==== Items ====

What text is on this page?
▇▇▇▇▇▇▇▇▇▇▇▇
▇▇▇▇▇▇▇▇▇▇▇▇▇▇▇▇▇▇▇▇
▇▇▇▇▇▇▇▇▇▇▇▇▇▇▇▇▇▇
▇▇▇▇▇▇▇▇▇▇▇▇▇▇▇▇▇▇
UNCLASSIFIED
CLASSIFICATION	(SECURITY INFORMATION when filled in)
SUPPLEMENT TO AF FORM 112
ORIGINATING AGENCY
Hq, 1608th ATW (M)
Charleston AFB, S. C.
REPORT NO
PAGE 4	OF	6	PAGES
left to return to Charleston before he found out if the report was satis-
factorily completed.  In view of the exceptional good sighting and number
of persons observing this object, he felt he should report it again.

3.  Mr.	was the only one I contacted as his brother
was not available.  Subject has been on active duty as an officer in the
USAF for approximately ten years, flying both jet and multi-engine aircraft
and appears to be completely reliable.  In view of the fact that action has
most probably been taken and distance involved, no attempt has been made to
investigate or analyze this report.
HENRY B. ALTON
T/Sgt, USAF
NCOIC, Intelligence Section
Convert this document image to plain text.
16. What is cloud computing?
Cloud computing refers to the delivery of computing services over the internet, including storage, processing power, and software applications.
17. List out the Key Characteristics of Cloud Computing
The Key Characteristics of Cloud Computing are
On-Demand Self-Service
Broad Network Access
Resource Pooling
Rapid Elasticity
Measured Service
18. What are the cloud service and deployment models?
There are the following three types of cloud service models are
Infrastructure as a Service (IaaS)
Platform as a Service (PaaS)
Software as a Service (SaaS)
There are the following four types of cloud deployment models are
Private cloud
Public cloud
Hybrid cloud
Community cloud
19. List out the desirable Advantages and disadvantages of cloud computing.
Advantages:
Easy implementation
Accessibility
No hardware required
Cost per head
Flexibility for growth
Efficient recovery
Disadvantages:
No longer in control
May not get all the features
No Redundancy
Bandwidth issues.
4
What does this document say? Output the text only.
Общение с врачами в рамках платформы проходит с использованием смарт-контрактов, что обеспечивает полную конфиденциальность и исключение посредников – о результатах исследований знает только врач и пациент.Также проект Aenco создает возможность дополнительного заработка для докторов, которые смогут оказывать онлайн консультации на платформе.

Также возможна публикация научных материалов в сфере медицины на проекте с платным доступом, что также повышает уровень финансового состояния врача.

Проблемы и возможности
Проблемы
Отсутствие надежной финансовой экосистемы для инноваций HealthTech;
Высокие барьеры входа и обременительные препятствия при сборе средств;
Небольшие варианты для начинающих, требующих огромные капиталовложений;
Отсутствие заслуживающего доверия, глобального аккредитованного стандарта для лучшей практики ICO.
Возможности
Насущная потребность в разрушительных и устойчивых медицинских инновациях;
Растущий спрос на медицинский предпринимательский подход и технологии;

====

## Directive
Report each line in the preceding entries that holds the string "only".

## Finished answer
3.  Mr.	was the only one I contacted as his brother
What does this document say? Output the text only.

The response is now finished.